## Begin SUPPLIED DATA

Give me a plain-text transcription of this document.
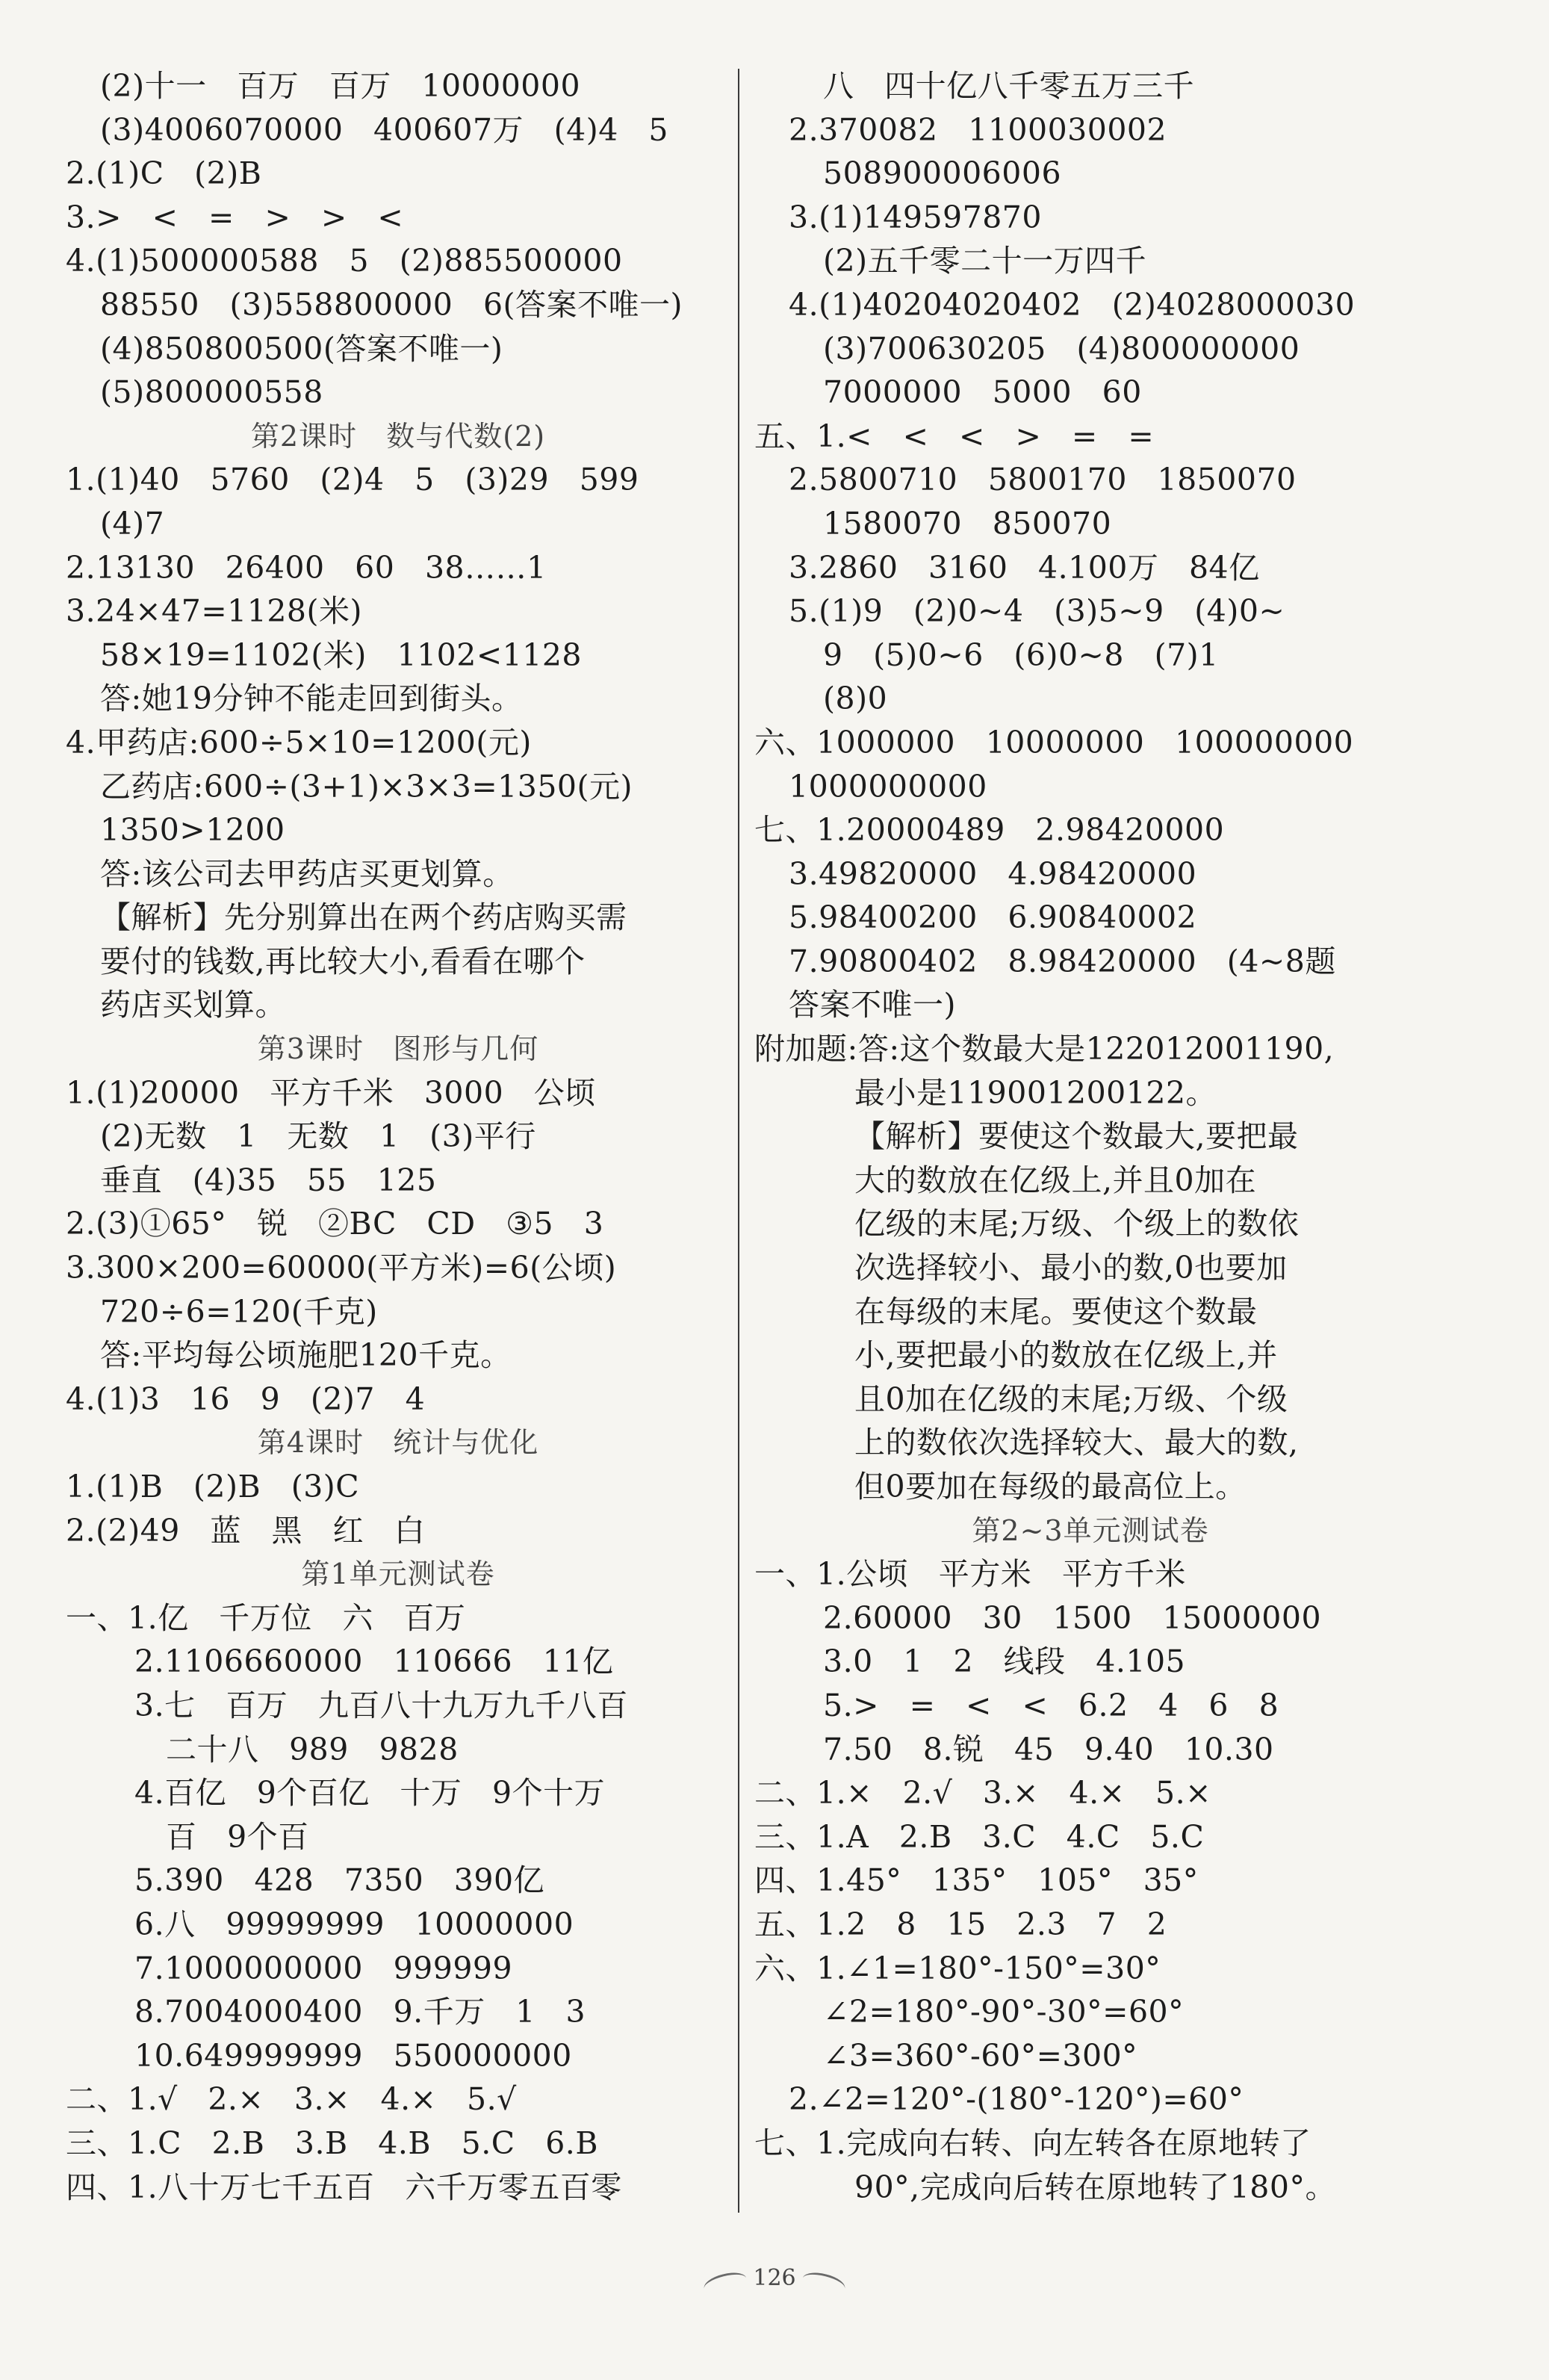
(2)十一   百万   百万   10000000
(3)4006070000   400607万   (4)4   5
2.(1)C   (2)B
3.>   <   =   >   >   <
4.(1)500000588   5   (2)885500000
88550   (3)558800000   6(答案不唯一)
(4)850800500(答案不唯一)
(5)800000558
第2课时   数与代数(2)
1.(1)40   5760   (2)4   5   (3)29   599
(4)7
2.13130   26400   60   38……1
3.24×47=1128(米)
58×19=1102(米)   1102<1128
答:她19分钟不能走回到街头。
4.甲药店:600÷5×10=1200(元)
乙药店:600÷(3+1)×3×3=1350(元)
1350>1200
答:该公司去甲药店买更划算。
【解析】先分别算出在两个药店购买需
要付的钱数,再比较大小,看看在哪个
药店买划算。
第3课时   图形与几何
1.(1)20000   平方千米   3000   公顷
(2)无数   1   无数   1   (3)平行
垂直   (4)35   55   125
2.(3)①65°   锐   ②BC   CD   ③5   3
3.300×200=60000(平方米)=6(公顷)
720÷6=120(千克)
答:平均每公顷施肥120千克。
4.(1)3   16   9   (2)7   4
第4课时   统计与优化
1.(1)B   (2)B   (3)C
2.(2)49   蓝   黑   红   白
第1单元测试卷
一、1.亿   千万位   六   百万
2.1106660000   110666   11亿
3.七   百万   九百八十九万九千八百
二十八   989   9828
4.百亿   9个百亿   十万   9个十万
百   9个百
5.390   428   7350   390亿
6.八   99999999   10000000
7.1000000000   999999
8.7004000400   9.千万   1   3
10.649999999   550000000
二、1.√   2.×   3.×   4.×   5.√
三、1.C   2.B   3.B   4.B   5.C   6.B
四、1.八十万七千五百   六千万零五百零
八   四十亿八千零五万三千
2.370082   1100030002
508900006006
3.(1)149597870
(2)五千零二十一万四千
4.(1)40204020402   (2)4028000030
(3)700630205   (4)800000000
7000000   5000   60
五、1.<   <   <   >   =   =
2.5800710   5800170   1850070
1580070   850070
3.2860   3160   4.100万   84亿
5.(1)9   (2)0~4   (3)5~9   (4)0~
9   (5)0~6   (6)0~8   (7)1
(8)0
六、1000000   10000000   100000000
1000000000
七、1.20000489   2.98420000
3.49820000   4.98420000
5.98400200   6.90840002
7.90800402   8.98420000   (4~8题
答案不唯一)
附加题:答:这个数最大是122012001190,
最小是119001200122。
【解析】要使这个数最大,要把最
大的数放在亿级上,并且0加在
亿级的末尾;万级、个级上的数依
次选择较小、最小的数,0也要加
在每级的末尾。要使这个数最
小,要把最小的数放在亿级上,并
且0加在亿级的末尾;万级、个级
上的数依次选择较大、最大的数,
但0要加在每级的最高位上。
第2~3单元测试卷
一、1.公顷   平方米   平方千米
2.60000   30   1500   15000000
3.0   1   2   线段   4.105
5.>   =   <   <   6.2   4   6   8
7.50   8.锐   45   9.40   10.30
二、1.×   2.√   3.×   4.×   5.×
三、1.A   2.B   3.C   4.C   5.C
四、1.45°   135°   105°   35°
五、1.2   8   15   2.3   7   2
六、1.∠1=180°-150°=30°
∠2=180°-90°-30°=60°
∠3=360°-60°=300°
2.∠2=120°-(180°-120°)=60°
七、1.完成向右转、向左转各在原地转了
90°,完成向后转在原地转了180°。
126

## End SUPPLIED DATA

[EXERCISE GOAL]: For the entries above, count the lines that contain the string "答案不唯一", and state that number without further comment.

[EXERCISE RESPONSE]: 3